*** Opening Given information ***
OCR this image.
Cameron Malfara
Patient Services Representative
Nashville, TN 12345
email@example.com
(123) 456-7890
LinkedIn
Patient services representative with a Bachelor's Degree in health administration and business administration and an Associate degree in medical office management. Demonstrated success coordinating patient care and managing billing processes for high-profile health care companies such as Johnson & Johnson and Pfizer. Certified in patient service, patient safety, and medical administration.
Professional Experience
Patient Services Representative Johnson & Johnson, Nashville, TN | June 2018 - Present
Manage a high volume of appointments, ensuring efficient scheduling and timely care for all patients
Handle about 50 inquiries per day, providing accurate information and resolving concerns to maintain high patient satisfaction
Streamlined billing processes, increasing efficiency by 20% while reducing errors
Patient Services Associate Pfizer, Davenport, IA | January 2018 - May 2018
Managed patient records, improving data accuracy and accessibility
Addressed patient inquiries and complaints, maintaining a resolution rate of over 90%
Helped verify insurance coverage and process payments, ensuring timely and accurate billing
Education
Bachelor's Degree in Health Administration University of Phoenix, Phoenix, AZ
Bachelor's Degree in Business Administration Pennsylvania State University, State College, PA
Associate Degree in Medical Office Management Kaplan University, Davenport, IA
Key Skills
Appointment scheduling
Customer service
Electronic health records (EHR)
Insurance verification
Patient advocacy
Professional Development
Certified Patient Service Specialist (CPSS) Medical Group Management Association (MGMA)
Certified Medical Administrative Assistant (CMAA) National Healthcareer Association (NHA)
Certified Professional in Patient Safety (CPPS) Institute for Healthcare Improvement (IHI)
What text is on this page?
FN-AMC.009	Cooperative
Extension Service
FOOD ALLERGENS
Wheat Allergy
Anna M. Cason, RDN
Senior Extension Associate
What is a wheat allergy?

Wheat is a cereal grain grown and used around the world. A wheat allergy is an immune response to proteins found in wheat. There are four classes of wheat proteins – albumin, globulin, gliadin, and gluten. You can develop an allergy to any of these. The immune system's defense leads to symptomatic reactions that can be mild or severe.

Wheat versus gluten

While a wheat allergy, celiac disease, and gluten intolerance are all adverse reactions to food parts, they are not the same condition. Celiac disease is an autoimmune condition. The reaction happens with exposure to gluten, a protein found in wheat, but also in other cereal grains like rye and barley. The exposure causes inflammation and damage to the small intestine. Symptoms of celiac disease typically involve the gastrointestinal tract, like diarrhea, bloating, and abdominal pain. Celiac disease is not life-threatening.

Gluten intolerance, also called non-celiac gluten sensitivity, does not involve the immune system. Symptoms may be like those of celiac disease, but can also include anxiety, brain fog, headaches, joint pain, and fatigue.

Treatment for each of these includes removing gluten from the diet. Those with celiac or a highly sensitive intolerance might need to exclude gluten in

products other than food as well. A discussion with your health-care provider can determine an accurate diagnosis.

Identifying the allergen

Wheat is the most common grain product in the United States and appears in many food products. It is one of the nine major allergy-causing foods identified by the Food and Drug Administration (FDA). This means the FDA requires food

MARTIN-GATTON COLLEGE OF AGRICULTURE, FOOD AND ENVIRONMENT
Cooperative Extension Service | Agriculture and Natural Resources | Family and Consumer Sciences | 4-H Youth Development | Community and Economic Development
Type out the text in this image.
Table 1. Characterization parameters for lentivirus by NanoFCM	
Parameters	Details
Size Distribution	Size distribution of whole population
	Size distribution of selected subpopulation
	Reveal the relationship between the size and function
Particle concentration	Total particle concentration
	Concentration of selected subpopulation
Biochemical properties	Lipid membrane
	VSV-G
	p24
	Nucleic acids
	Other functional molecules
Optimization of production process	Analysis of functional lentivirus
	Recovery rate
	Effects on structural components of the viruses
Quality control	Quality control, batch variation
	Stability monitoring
*** Closing Given information ***
**Task statement:** Copy out every line in the listing where the word "ensuring" appears.

**Solution to this problem:**
Manage a high volume of appointments, ensuring efficient scheduling and timely care for all patients
Helped verify insurance coverage and process payments, ensuring timely and accurate billing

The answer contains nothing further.